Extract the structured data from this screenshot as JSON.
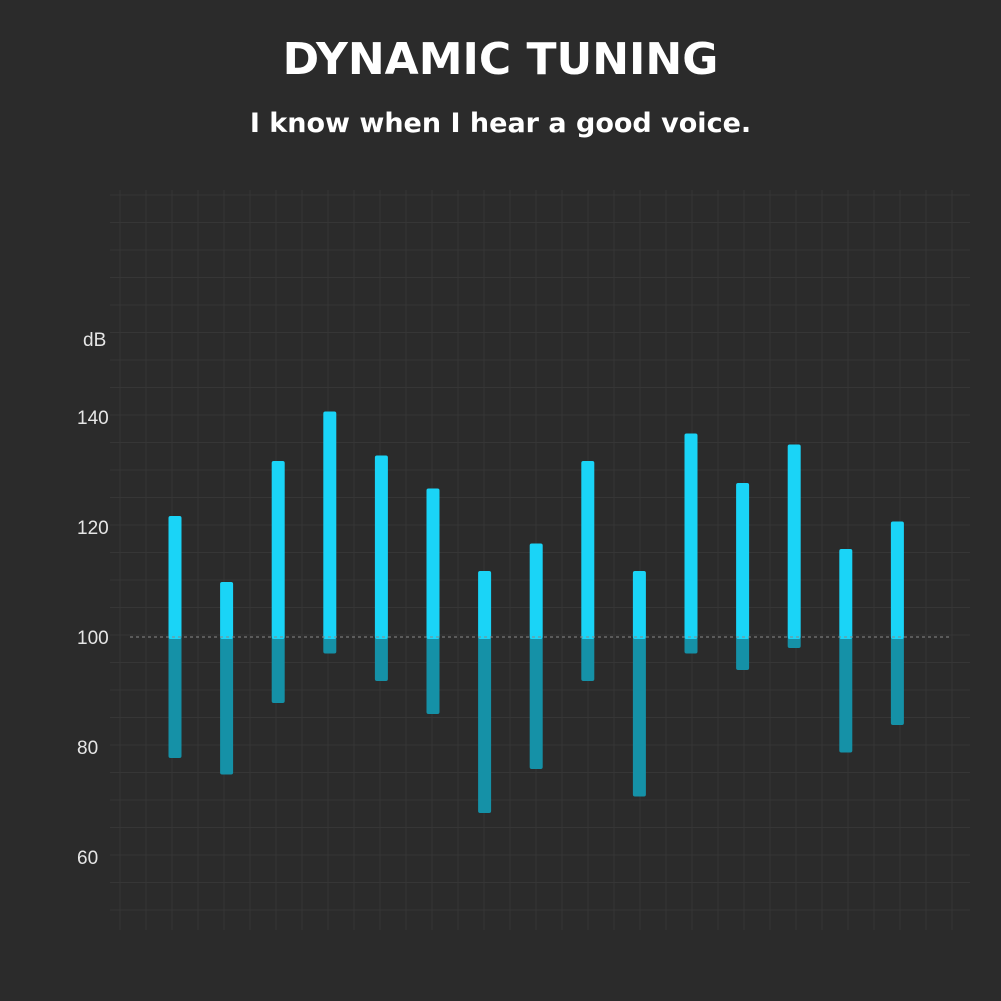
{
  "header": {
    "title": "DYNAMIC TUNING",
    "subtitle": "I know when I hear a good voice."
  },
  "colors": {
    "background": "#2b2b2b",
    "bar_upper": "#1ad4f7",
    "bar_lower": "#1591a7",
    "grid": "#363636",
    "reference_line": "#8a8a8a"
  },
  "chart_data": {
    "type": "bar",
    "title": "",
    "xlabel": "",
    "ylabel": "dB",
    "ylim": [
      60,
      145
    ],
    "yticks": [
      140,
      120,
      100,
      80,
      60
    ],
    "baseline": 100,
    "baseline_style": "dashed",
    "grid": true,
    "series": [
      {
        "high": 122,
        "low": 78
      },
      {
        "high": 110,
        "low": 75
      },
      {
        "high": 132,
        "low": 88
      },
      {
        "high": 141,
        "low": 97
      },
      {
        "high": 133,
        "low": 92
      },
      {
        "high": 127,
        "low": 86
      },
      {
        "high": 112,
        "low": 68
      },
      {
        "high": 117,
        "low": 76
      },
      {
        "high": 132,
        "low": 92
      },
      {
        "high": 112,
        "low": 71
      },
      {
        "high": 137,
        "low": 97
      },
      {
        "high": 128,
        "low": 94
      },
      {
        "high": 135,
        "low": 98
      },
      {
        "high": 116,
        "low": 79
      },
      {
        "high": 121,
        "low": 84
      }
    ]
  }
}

◆ Exercise directions:
Pictures stay out of the copy; please restate every record above exactly.

◆ Problem solution:
Extract the structured data from this screenshot as JSON.
{
  "header": {
    "title": "DYNAMIC TUNING",
    "subtitle": "I know when I hear a good voice."
  },
  "colors": {
    "background": "#2b2b2b",
    "bar_upper": "#1ad4f7",
    "bar_lower": "#1591a7",
    "grid": "#363636",
    "reference_line": "#8a8a8a"
  },
  "chart_data": {
    "type": "bar",
    "title": "",
    "xlabel": "",
    "ylabel": "dB",
    "ylim": [
      60,
      145
    ],
    "yticks": [
      140,
      120,
      100,
      80,
      60
    ],
    "baseline": 100,
    "baseline_style": "dashed",
    "grid": true,
    "series": [
      {
        "high": 122,
        "low": 78
      },
      {
        "high": 110,
        "low": 75
      },
      {
        "high": 132,
        "low": 88
      },
      {
        "high": 141,
        "low": 97
      },
      {
        "high": 133,
        "low": 92
      },
      {
        "high": 127,
        "low": 86
      },
      {
        "high": 112,
        "low": 68
      },
      {
        "high": 117,
        "low": 76
      },
      {
        "high": 132,
        "low": 92
      },
      {
        "high": 112,
        "low": 71
      },
      {
        "high": 137,
        "low": 97
      },
      {
        "high": 128,
        "low": 94
      },
      {
        "high": 135,
        "low": 98
      },
      {
        "high": 116,
        "low": 79
      },
      {
        "high": 121,
        "low": 84
      }
    ]
  }
}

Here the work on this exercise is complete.